··· DATA LINES

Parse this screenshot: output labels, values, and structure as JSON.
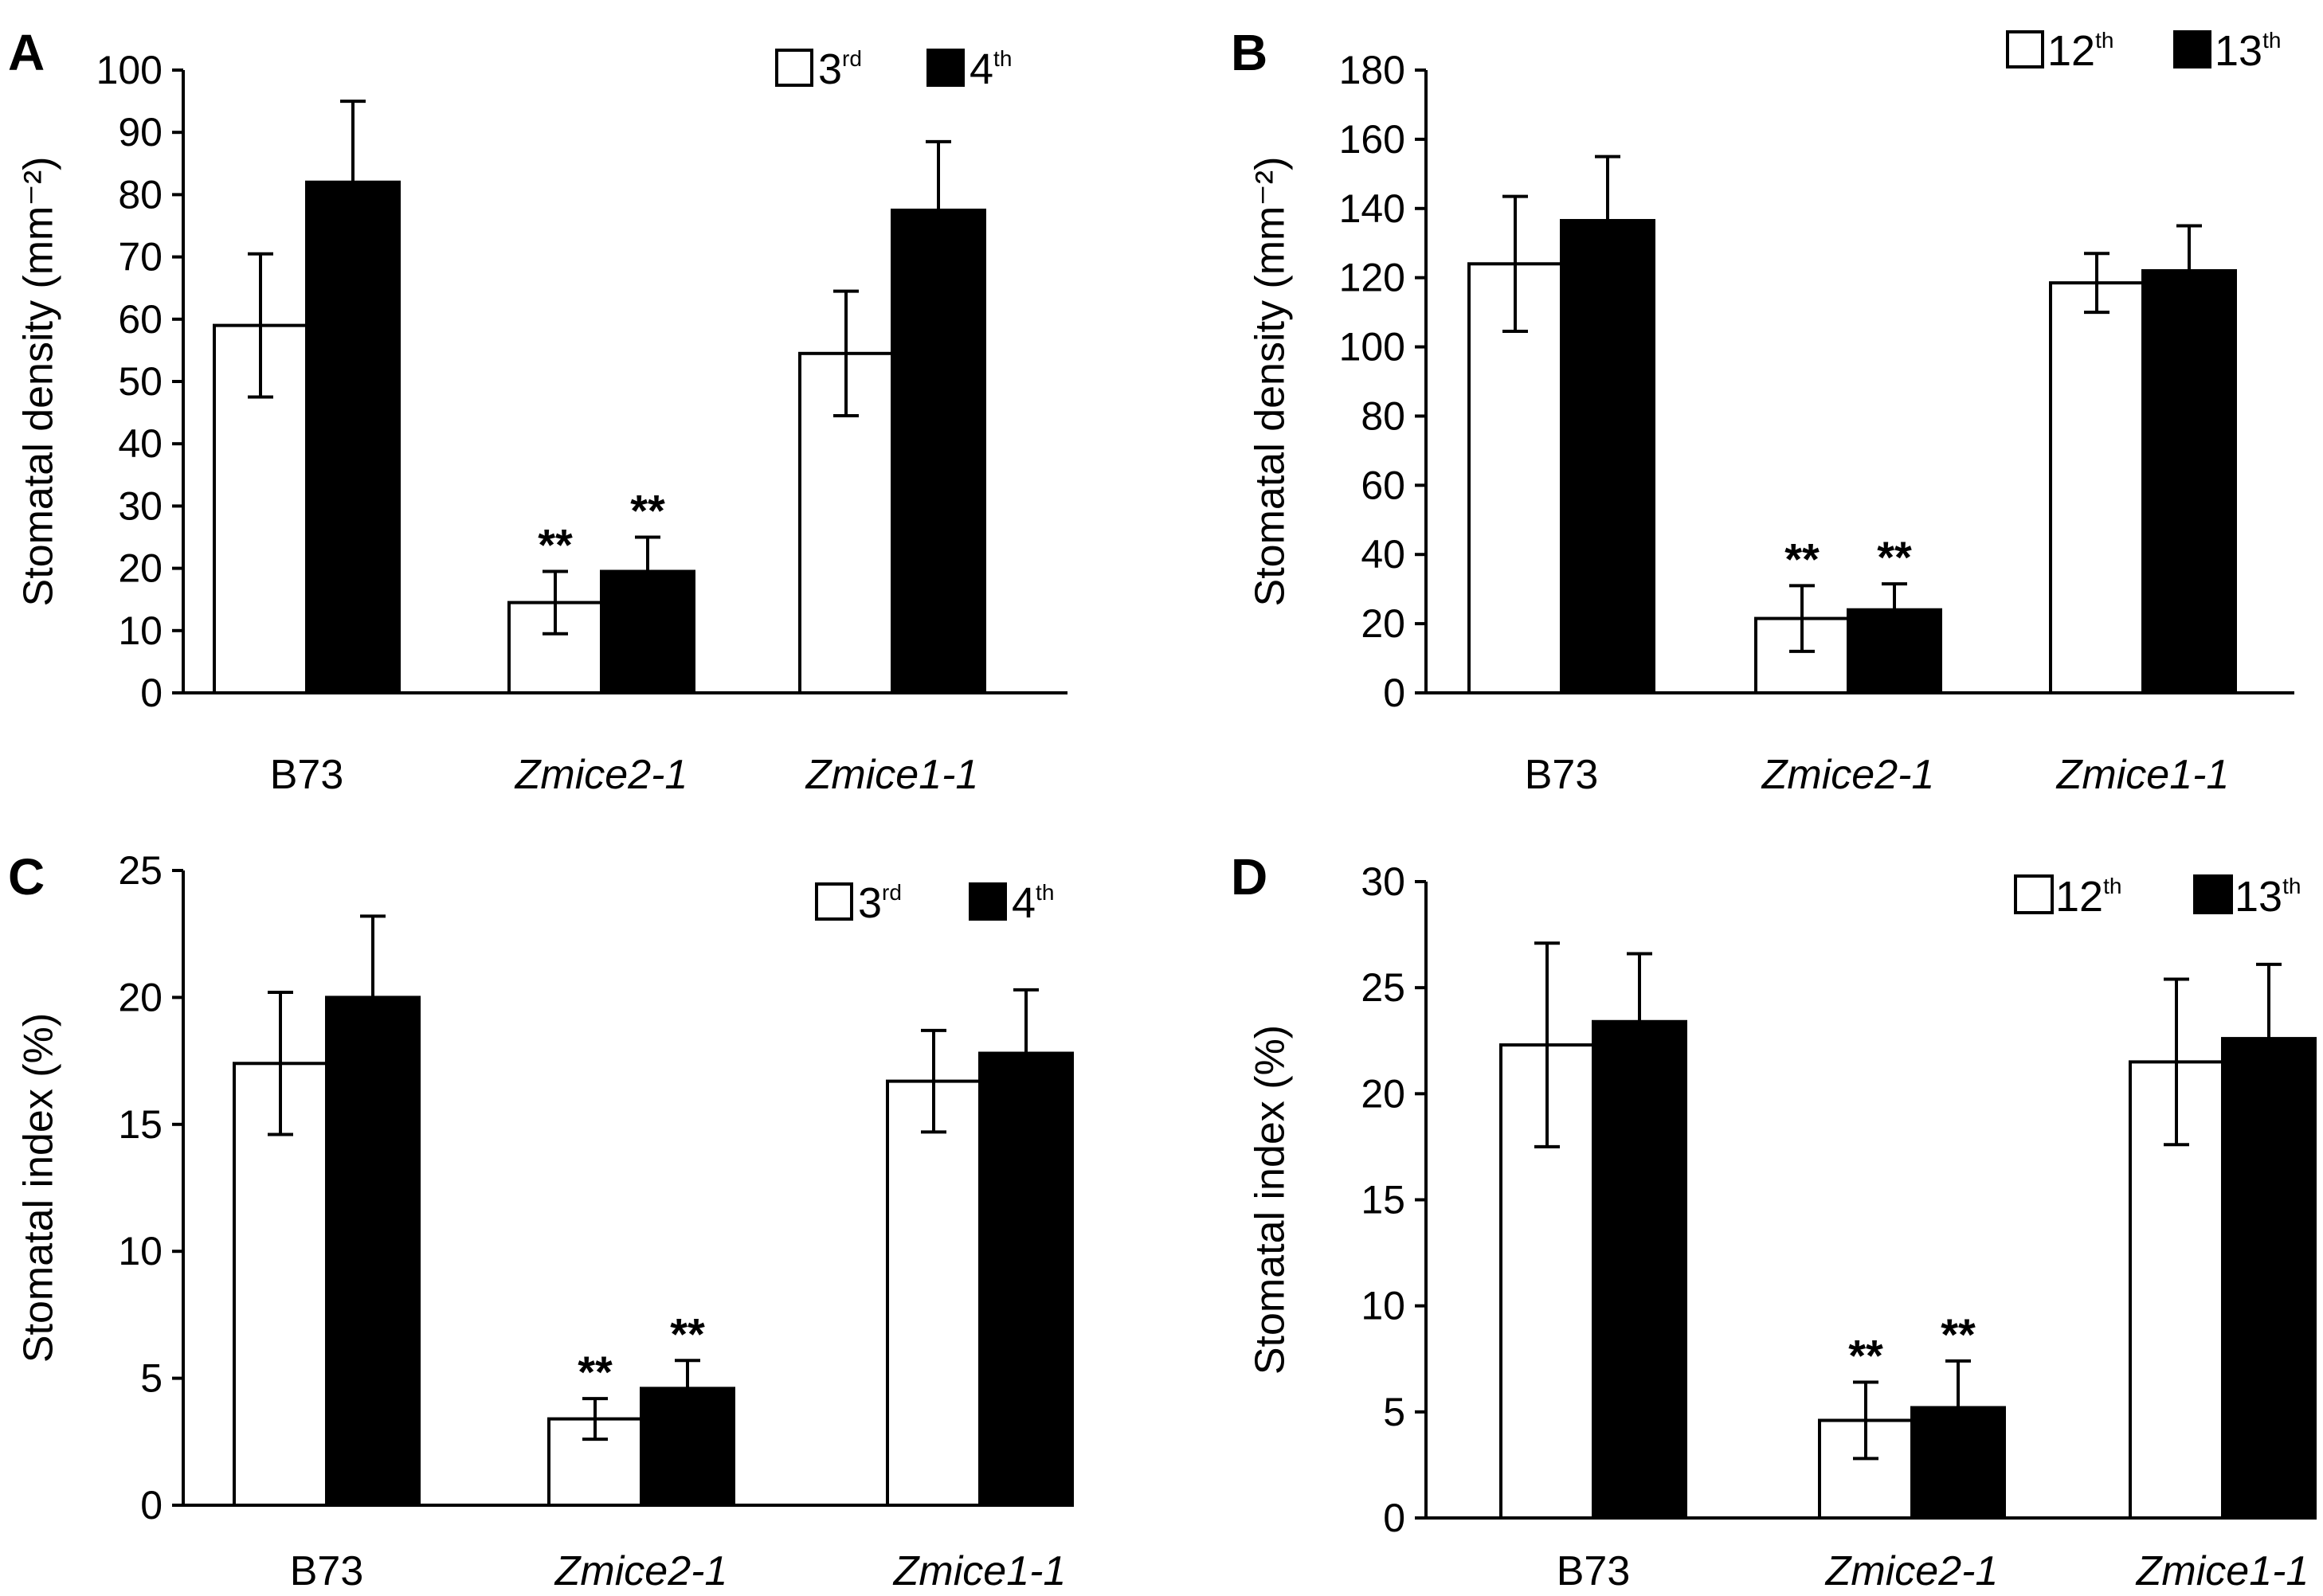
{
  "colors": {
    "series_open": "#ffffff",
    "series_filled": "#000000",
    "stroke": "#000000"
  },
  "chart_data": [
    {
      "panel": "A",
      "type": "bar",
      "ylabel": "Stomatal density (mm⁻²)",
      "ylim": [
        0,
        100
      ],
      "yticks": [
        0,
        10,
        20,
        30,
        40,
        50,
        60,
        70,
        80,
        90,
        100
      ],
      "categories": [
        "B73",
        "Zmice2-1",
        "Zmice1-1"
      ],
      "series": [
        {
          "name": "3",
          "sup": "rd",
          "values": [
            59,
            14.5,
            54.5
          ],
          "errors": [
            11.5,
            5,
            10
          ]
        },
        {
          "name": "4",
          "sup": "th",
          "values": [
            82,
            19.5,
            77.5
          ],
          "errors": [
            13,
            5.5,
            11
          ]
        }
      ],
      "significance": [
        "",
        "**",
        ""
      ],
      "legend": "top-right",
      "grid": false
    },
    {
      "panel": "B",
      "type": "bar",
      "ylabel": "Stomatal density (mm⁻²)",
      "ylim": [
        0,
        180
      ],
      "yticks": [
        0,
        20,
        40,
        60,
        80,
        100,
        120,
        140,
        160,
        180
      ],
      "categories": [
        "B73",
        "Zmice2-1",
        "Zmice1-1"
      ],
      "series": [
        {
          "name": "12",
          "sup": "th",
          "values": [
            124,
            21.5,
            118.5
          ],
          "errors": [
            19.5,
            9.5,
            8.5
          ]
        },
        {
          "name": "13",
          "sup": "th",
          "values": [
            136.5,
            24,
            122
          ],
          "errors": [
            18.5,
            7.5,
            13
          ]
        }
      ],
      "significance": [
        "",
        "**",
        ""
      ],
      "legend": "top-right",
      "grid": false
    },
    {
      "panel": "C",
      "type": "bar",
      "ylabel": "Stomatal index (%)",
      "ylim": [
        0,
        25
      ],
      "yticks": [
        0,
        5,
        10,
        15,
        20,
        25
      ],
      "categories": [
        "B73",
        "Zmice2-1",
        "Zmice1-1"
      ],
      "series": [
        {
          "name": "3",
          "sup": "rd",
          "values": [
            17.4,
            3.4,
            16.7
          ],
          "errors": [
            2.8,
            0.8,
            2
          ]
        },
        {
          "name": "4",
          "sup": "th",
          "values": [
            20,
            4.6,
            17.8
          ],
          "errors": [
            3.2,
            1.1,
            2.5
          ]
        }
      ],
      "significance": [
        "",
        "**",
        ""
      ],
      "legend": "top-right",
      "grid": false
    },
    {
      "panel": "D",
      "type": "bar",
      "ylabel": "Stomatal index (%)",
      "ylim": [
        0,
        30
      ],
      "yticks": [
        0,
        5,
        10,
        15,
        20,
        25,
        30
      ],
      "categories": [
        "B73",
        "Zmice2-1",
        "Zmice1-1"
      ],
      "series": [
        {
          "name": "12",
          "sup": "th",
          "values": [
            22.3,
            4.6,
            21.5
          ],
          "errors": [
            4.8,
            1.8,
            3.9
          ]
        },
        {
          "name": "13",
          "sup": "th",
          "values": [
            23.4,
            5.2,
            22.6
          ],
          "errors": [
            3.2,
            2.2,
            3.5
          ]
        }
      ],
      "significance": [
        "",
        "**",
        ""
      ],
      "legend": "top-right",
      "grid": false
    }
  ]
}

······

Output the records above exactly as they are, leaving out the pictures.

REPLY.
Parse this screenshot: output labels, values, and structure as JSON.
{
  "colors": {
    "series_open": "#ffffff",
    "series_filled": "#000000",
    "stroke": "#000000"
  },
  "chart_data": [
    {
      "panel": "A",
      "type": "bar",
      "ylabel": "Stomatal density (mm⁻²)",
      "ylim": [
        0,
        100
      ],
      "yticks": [
        0,
        10,
        20,
        30,
        40,
        50,
        60,
        70,
        80,
        90,
        100
      ],
      "categories": [
        "B73",
        "Zmice2-1",
        "Zmice1-1"
      ],
      "series": [
        {
          "name": "3",
          "sup": "rd",
          "values": [
            59,
            14.5,
            54.5
          ],
          "errors": [
            11.5,
            5,
            10
          ]
        },
        {
          "name": "4",
          "sup": "th",
          "values": [
            82,
            19.5,
            77.5
          ],
          "errors": [
            13,
            5.5,
            11
          ]
        }
      ],
      "significance": [
        "",
        "**",
        ""
      ],
      "legend": "top-right",
      "grid": false
    },
    {
      "panel": "B",
      "type": "bar",
      "ylabel": "Stomatal density (mm⁻²)",
      "ylim": [
        0,
        180
      ],
      "yticks": [
        0,
        20,
        40,
        60,
        80,
        100,
        120,
        140,
        160,
        180
      ],
      "categories": [
        "B73",
        "Zmice2-1",
        "Zmice1-1"
      ],
      "series": [
        {
          "name": "12",
          "sup": "th",
          "values": [
            124,
            21.5,
            118.5
          ],
          "errors": [
            19.5,
            9.5,
            8.5
          ]
        },
        {
          "name": "13",
          "sup": "th",
          "values": [
            136.5,
            24,
            122
          ],
          "errors": [
            18.5,
            7.5,
            13
          ]
        }
      ],
      "significance": [
        "",
        "**",
        ""
      ],
      "legend": "top-right",
      "grid": false
    },
    {
      "panel": "C",
      "type": "bar",
      "ylabel": "Stomatal index (%)",
      "ylim": [
        0,
        25
      ],
      "yticks": [
        0,
        5,
        10,
        15,
        20,
        25
      ],
      "categories": [
        "B73",
        "Zmice2-1",
        "Zmice1-1"
      ],
      "series": [
        {
          "name": "3",
          "sup": "rd",
          "values": [
            17.4,
            3.4,
            16.7
          ],
          "errors": [
            2.8,
            0.8,
            2
          ]
        },
        {
          "name": "4",
          "sup": "th",
          "values": [
            20,
            4.6,
            17.8
          ],
          "errors": [
            3.2,
            1.1,
            2.5
          ]
        }
      ],
      "significance": [
        "",
        "**",
        ""
      ],
      "legend": "top-right",
      "grid": false
    },
    {
      "panel": "D",
      "type": "bar",
      "ylabel": "Stomatal index (%)",
      "ylim": [
        0,
        30
      ],
      "yticks": [
        0,
        5,
        10,
        15,
        20,
        25,
        30
      ],
      "categories": [
        "B73",
        "Zmice2-1",
        "Zmice1-1"
      ],
      "series": [
        {
          "name": "12",
          "sup": "th",
          "values": [
            22.3,
            4.6,
            21.5
          ],
          "errors": [
            4.8,
            1.8,
            3.9
          ]
        },
        {
          "name": "13",
          "sup": "th",
          "values": [
            23.4,
            5.2,
            22.6
          ],
          "errors": [
            3.2,
            2.2,
            3.5
          ]
        }
      ],
      "significance": [
        "",
        "**",
        ""
      ],
      "legend": "top-right",
      "grid": false
    }
  ]
}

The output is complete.